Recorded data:
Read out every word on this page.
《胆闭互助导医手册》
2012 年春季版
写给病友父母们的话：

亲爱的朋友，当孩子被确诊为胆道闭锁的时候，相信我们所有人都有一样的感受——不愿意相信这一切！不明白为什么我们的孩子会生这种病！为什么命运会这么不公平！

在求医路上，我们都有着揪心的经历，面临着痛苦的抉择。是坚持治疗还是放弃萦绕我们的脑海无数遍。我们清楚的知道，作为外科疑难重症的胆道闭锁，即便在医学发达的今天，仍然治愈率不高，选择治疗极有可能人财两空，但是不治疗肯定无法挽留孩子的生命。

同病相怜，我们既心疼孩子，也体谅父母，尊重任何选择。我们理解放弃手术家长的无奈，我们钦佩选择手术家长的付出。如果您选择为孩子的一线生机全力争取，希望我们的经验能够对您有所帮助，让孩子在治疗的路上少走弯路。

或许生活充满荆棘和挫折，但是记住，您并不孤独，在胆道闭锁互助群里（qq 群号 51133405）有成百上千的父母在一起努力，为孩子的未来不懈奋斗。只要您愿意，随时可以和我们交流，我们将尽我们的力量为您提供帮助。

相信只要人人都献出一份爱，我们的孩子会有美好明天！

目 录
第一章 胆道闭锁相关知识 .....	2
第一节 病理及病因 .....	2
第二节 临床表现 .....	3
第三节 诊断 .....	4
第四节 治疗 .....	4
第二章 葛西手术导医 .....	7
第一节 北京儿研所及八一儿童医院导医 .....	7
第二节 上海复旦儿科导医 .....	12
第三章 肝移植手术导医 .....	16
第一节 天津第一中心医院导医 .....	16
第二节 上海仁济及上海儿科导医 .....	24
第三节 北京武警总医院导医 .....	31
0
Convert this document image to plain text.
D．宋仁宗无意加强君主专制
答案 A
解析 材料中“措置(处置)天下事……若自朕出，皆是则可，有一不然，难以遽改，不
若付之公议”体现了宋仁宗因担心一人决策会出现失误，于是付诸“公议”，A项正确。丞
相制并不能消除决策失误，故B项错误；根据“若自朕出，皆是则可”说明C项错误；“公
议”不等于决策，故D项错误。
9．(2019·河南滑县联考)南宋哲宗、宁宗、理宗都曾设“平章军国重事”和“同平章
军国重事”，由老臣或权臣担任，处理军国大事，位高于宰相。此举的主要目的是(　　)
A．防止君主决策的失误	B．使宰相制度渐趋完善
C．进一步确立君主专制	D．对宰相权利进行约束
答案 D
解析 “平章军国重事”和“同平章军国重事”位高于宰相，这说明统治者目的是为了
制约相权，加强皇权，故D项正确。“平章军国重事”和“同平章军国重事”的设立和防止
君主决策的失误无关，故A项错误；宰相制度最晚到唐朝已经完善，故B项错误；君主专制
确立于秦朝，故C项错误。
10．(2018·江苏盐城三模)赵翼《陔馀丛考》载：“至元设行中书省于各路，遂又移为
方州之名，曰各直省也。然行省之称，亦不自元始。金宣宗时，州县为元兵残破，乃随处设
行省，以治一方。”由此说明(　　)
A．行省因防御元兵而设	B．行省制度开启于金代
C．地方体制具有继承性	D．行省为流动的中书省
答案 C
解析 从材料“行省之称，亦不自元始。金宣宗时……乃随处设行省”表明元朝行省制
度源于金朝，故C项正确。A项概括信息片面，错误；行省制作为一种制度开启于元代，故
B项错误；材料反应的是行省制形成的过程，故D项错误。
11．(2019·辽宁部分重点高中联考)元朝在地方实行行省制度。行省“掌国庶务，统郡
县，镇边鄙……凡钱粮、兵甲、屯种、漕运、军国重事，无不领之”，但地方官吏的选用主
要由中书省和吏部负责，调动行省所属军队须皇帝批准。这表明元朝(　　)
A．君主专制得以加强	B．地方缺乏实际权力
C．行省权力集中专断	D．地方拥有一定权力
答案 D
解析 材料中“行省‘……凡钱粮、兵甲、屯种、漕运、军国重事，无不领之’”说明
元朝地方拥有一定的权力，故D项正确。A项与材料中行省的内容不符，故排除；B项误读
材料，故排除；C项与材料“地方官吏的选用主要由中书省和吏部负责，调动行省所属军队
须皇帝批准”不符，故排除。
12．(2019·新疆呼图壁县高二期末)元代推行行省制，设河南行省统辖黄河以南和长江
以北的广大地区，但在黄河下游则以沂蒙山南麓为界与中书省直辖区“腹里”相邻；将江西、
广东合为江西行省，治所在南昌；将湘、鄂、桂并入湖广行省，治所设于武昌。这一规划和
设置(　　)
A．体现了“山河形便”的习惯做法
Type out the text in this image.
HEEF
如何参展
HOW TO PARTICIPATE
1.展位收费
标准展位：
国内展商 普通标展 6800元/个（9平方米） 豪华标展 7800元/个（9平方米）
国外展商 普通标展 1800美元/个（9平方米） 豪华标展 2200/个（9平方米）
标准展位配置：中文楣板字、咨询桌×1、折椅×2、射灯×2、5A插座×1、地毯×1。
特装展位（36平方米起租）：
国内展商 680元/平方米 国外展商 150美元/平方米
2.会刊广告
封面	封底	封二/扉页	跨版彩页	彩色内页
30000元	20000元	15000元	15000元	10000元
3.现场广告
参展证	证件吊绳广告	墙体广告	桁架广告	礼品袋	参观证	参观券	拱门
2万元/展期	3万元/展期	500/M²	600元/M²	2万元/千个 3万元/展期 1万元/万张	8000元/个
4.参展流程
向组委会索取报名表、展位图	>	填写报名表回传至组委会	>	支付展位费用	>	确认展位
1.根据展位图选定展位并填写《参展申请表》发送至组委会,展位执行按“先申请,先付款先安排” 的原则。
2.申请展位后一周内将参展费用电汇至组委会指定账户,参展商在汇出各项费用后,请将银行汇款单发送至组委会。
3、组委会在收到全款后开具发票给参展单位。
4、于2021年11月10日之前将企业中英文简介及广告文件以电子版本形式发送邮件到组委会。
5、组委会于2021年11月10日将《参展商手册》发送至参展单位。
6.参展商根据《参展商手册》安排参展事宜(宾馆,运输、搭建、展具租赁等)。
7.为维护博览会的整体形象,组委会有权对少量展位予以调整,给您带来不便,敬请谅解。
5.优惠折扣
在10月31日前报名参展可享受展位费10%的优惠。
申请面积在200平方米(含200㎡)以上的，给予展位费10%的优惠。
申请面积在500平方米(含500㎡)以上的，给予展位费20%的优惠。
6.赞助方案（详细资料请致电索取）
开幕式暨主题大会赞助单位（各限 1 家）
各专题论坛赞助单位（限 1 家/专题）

● Exercise goal:
Scan the material above for the string "无不领之" and report each line where you find it.

● Full solution:
县，镇边鄙……凡钱粮、兵甲、屯种、漕运、军国重事，无不领之”，但地方官吏的选用主
解析 材料中“行省‘……凡钱粮、兵甲、屯种、漕运、军国重事，无不领之’”说明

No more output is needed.